> **Challenge**
Give every line from the entries that contains "permanent".

Data extracted from a collection:
━━━━━━━━

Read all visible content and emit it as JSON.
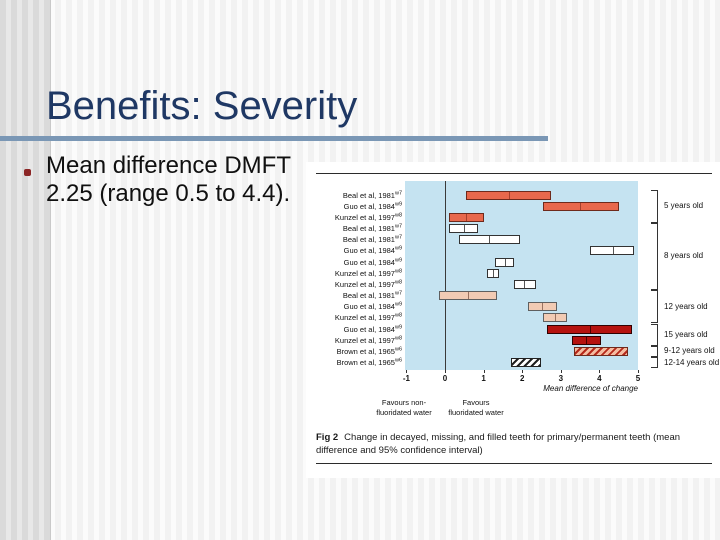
{
  "slide": {
    "title": "Benefits: Severity",
    "bullet": {
      "line1": "Mean difference DMFT",
      "line2": "2.25 (range 0.5 to 4.4)."
    },
    "accent_color": "#7A97B5",
    "title_color": "#1F3864",
    "bullet_dot_color": "#8B2525"
  },
  "figure": {
    "caption_label": "Fig 2",
    "caption_text": "Change in decayed, missing, and filled teeth for primary/permanent teeth (mean difference and 95% confidence interval)",
    "axis_note": "Mean difference of change",
    "favours_left_line1": "Favours non-",
    "favours_left_line2": "fluoridated water",
    "favours_right_line1": "Favours",
    "favours_right_line2": "fluoridated water"
  },
  "chart_data": {
    "type": "bar",
    "subtype": "forest-plot-horizontal-95ci",
    "title": "Fig 2 Change in decayed, missing, and filled teeth for primary/permanent teeth (mean difference and 95% confidence interval)",
    "xlabel": "Mean difference of change",
    "xlim": [
      -1.05,
      5
    ],
    "xticks": [
      -1,
      0,
      1,
      2,
      3,
      4,
      5
    ],
    "zero_line": 0,
    "grid": false,
    "plot_bg": "#C5E3F1",
    "styles": {
      "salmon": {
        "fill": "#E8684C",
        "edge": "#6E2A1C",
        "marker": "#A6402C"
      },
      "white": {
        "fill": "#FFFFFF",
        "edge": "#333333",
        "marker": "#555555"
      },
      "pink": {
        "fill": "#F2CBB4",
        "edge": "#5f5f5f",
        "marker": "#9A7260"
      },
      "darkred": {
        "fill": "#B5120F",
        "edge": "#300000",
        "marker": "#4d0000"
      },
      "hatch_pink": {
        "fill": "#F5BBA0",
        "edge": "#6E2A1C",
        "hatch": "#B5281A"
      },
      "hatch_white": {
        "fill": "#FFFFFF",
        "edge": "#222222",
        "hatch": "#222222"
      }
    },
    "rows": [
      {
        "study": "Beal et al, 1981",
        "ref": "w7",
        "group": "5 years old",
        "low": 0.55,
        "mid": 1.65,
        "high": 2.75,
        "style": "salmon"
      },
      {
        "study": "Guo et al, 1984",
        "ref": "w9",
        "group": "5 years old",
        "low": 2.55,
        "mid": 3.5,
        "high": 4.5,
        "style": "salmon"
      },
      {
        "study": "Kunzel et al, 1997",
        "ref": "w8",
        "group": "5 years old",
        "low": 0.1,
        "mid": 0.55,
        "high": 1.0,
        "style": "salmon"
      },
      {
        "study": "Beal et al, 1981",
        "ref": "w7",
        "group": "8 years old",
        "low": 0.1,
        "mid": 0.5,
        "high": 0.85,
        "style": "white"
      },
      {
        "study": "Beal et al, 1981",
        "ref": "w7",
        "group": "8 years old",
        "low": 0.35,
        "mid": 1.15,
        "high": 1.95,
        "style": "white"
      },
      {
        "study": "Guo et al, 1984",
        "ref": "w9",
        "group": "8 years old",
        "low": 3.75,
        "mid": 4.35,
        "high": 4.9,
        "style": "white"
      },
      {
        "study": "Guo et al, 1984",
        "ref": "w9",
        "group": "8 years old",
        "low": 1.3,
        "mid": 1.55,
        "high": 1.8,
        "style": "white"
      },
      {
        "study": "Kunzel et al, 1997",
        "ref": "w8",
        "group": "8 years old",
        "low": 1.1,
        "mid": 1.25,
        "high": 1.4,
        "style": "white"
      },
      {
        "study": "Kunzel et al, 1997",
        "ref": "w8",
        "group": "8 years old",
        "low": 1.8,
        "mid": 2.05,
        "high": 2.35,
        "style": "white"
      },
      {
        "study": "Beal et al, 1981",
        "ref": "w7",
        "group": "12 years old",
        "low": -0.15,
        "mid": 0.6,
        "high": 1.35,
        "style": "pink"
      },
      {
        "study": "Guo et al, 1984",
        "ref": "w9",
        "group": "12 years old",
        "low": 2.15,
        "mid": 2.5,
        "high": 2.9,
        "style": "pink"
      },
      {
        "study": "Kunzel et al, 1997",
        "ref": "w8",
        "group": "12 years old",
        "low": 2.55,
        "mid": 2.85,
        "high": 3.15,
        "style": "pink"
      },
      {
        "study": "Guo et al, 1984",
        "ref": "w9",
        "group": "15 years old",
        "low": 2.65,
        "mid": 3.75,
        "high": 4.85,
        "style": "darkred"
      },
      {
        "study": "Kunzel et al, 1997",
        "ref": "w8",
        "group": "15 years old",
        "low": 3.3,
        "mid": 3.65,
        "high": 4.05,
        "style": "darkred"
      },
      {
        "study": "Brown et al, 1965",
        "ref": "w6",
        "group": "9-12 years old",
        "low": 3.35,
        "mid": null,
        "high": 4.75,
        "style": "hatch_pink"
      },
      {
        "study": "Brown et al, 1965",
        "ref": "w6",
        "group": "12-14 years old",
        "low": 1.7,
        "mid": null,
        "high": 2.5,
        "style": "hatch_white"
      }
    ],
    "groups": [
      {
        "label": "5 years old",
        "from": 0,
        "to": 2
      },
      {
        "label": "8 years old",
        "from": 3,
        "to": 8
      },
      {
        "label": "12 years old",
        "from": 9,
        "to": 11
      },
      {
        "label": "15 years old",
        "from": 12,
        "to": 13
      },
      {
        "label": "9-12 years old",
        "from": 14,
        "to": 14
      },
      {
        "label": "12-14 years old",
        "from": 15,
        "to": 15
      }
    ]
  }
}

━━━━━━━━

> **Result of the task**
    "caption_text": "Change in decayed, missing, and filled teeth for primary/permanent teeth (mean difference and 95% confidence interval)",
    "title": "Fig 2 Change in decayed, missing, and filled teeth for primary/permanent teeth (mean difference and 95% confidence interval)",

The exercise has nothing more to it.